→ **What you will do**
Records follow. Select each line holding "Catalog".

Extracted data entries:

** start **

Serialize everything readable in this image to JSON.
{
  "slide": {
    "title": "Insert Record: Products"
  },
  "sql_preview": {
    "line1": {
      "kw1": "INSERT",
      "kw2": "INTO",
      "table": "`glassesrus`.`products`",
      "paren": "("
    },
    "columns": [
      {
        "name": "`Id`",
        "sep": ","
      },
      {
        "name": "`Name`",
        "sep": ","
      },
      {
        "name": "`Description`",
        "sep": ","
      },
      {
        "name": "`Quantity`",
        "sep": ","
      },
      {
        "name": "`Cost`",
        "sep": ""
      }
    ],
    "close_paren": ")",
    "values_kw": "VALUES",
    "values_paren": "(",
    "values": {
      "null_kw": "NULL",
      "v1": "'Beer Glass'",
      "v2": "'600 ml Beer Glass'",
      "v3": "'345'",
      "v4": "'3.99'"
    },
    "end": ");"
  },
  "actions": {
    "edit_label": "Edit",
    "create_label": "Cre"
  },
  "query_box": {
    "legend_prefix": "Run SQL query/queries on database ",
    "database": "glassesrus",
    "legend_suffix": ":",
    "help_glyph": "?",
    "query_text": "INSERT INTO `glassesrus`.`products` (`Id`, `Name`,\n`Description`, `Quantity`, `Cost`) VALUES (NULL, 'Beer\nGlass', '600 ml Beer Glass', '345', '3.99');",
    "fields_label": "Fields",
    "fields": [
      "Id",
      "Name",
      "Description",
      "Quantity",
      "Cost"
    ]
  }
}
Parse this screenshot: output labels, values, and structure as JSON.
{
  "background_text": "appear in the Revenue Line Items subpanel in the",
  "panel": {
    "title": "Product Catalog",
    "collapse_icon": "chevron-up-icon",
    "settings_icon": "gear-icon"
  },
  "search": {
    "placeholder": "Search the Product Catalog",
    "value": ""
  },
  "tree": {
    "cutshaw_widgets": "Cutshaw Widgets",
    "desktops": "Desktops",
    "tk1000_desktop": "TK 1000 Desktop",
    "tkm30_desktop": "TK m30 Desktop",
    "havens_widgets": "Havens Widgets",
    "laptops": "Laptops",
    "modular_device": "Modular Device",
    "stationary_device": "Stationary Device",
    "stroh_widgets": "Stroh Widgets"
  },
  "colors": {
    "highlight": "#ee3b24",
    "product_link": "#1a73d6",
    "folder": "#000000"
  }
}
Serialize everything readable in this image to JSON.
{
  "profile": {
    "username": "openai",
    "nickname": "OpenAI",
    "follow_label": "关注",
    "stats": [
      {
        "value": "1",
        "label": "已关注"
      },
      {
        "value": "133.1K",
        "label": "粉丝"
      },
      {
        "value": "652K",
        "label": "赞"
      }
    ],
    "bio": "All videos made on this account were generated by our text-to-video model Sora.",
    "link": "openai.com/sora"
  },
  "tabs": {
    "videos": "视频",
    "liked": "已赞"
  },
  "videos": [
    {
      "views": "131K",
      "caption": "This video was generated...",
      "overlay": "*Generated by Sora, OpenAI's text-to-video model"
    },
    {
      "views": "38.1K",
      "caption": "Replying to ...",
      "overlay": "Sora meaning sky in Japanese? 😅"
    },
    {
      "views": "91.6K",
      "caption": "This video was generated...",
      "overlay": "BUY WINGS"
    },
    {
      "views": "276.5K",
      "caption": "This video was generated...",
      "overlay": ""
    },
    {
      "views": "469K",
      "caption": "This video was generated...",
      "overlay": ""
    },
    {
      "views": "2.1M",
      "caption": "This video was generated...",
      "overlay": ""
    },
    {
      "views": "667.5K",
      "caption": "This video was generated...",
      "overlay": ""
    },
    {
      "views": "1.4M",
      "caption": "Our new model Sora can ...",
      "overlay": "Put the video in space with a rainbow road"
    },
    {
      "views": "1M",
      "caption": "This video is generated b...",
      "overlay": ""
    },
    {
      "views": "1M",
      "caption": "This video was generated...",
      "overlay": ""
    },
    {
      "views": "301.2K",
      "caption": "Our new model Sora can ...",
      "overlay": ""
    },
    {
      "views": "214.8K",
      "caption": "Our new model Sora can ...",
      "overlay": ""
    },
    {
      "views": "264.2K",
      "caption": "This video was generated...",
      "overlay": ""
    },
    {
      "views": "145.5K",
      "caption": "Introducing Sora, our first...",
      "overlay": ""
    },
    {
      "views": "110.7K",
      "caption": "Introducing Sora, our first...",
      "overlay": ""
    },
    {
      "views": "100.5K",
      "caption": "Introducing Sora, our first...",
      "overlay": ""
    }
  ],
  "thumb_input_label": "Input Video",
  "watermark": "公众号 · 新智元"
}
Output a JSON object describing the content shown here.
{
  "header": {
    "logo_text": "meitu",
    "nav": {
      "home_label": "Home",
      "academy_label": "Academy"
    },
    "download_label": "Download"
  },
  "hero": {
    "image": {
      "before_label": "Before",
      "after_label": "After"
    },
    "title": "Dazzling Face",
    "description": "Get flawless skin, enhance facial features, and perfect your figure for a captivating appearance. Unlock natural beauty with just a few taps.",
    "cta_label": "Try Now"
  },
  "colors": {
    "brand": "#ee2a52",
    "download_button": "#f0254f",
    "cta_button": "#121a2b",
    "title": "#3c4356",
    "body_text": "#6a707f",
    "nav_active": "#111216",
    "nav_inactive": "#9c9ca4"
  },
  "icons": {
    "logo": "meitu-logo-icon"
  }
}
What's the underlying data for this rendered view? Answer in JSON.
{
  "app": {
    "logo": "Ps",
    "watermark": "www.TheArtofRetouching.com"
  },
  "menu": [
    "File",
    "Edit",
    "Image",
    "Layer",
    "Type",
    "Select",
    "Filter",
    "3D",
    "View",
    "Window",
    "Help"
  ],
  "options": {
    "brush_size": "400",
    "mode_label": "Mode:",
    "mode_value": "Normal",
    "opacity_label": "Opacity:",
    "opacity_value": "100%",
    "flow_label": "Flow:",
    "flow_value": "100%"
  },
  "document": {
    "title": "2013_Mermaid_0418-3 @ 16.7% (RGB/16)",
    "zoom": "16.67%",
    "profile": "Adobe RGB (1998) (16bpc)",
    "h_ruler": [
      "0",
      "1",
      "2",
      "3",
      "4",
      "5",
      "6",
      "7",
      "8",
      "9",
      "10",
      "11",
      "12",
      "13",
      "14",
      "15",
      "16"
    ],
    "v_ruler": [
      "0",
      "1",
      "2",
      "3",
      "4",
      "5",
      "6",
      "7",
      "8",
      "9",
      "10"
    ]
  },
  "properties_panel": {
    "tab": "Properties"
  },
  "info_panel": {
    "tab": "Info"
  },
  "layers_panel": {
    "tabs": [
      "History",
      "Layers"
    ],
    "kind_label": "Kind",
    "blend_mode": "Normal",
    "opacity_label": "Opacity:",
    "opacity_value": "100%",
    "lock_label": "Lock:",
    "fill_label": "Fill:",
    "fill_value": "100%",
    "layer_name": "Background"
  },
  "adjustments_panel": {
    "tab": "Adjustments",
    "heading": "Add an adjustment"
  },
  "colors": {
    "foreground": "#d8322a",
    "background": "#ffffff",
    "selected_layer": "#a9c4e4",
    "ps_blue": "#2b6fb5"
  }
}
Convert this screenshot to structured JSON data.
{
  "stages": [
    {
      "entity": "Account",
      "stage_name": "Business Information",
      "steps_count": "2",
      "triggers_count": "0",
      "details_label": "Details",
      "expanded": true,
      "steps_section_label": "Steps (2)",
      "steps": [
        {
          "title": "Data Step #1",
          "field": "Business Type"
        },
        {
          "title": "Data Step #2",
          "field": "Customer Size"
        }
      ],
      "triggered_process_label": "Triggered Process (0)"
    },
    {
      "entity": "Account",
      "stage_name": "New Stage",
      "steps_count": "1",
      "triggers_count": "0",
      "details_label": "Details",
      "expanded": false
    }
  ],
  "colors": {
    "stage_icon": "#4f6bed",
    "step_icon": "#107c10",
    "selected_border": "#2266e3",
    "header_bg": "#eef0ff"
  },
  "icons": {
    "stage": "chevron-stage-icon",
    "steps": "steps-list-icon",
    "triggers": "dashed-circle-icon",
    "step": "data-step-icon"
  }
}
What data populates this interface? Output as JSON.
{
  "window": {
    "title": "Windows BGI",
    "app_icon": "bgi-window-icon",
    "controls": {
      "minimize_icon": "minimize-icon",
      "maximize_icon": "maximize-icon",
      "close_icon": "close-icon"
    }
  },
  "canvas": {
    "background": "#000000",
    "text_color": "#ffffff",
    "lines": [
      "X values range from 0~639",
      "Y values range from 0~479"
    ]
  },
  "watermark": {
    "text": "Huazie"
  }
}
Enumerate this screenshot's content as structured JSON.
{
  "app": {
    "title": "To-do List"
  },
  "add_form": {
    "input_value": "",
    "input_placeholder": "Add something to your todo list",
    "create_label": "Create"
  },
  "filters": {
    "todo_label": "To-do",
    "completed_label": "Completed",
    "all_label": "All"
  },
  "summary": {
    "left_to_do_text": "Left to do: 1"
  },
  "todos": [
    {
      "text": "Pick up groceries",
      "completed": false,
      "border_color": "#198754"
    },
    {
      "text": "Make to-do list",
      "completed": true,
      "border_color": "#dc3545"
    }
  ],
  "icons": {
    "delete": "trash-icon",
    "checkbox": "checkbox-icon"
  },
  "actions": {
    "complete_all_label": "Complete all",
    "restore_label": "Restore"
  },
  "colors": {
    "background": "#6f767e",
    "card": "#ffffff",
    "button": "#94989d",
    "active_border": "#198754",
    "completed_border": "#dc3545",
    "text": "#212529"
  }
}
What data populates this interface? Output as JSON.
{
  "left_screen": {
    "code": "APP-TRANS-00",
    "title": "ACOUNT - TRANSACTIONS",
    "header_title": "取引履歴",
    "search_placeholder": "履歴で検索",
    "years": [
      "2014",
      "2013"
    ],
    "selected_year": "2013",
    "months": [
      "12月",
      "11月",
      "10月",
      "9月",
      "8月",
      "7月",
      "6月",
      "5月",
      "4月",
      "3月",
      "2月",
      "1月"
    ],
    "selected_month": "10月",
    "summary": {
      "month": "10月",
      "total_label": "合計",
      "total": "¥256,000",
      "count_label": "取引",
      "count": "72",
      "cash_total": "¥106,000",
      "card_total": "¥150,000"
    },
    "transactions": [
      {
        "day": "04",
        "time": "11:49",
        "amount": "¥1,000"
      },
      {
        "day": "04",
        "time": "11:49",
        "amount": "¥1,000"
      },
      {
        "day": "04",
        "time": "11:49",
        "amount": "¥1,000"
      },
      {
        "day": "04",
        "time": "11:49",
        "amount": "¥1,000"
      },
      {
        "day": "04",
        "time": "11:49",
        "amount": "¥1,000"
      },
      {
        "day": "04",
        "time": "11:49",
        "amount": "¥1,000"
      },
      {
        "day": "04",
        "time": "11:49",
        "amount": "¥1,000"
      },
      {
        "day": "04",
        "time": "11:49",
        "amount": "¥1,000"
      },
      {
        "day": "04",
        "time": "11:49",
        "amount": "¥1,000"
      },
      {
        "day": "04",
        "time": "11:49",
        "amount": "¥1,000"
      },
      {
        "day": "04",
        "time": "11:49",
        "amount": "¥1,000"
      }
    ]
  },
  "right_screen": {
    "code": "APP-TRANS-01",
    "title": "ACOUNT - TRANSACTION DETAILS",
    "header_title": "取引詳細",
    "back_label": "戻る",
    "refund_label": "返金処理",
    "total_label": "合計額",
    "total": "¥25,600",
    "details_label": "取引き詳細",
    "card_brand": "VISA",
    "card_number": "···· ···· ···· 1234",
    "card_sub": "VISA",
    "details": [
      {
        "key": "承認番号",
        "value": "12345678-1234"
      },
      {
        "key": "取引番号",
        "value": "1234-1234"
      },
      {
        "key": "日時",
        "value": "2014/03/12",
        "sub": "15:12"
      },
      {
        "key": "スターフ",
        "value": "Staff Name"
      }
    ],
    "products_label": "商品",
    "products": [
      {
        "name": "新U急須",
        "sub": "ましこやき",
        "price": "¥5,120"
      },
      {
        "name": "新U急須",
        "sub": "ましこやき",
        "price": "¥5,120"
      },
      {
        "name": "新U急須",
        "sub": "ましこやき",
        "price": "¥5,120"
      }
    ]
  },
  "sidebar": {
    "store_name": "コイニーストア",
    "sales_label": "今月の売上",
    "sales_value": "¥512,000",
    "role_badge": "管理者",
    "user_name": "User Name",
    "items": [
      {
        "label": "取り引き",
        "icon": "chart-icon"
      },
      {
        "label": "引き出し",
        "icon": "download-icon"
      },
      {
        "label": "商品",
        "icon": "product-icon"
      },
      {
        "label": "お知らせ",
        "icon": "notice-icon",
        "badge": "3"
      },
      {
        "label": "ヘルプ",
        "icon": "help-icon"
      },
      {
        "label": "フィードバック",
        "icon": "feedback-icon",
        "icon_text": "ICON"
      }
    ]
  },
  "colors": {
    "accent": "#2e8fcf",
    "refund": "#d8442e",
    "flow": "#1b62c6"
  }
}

** end **

→ **The completed task**
    "title": "Product Catalog",
    "placeholder": "Search the Product Catalog",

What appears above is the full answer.